Start DATA FOR THE TASK
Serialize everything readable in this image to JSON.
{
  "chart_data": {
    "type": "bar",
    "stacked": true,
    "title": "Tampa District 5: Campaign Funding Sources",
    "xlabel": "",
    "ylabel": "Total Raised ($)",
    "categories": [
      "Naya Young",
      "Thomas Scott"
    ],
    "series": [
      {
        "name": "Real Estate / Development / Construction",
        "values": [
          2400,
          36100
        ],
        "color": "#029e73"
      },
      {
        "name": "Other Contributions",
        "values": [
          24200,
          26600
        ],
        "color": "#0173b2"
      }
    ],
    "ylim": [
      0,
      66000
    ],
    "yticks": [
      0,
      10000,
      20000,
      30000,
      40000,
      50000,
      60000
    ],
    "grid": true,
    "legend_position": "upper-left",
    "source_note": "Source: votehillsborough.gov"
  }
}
End DATA FOR THE TASK
◆ **EXERCISE GOAL**:
Repeat all entries. Match them exactly.

◆ **TASK RESULT**:
Serialize everything readable in this image to JSON.
{
  "chart_data": {
    "type": "bar",
    "stacked": true,
    "title": "Tampa District 5: Campaign Funding Sources",
    "xlabel": "",
    "ylabel": "Total Raised ($)",
    "categories": [
      "Naya Young",
      "Thomas Scott"
    ],
    "series": [
      {
        "name": "Real Estate / Development / Construction",
        "values": [
          2400,
          36100
        ],
        "color": "#029e73"
      },
      {
        "name": "Other Contributions",
        "values": [
          24200,
          26600
        ],
        "color": "#0173b2"
      }
    ],
    "ylim": [
      0,
      66000
    ],
    "yticks": [
      0,
      10000,
      20000,
      30000,
      40000,
      50000,
      60000
    ],
    "grid": true,
    "legend_position": "upper-left",
    "source_note": "Source: votehillsborough.gov"
  }
}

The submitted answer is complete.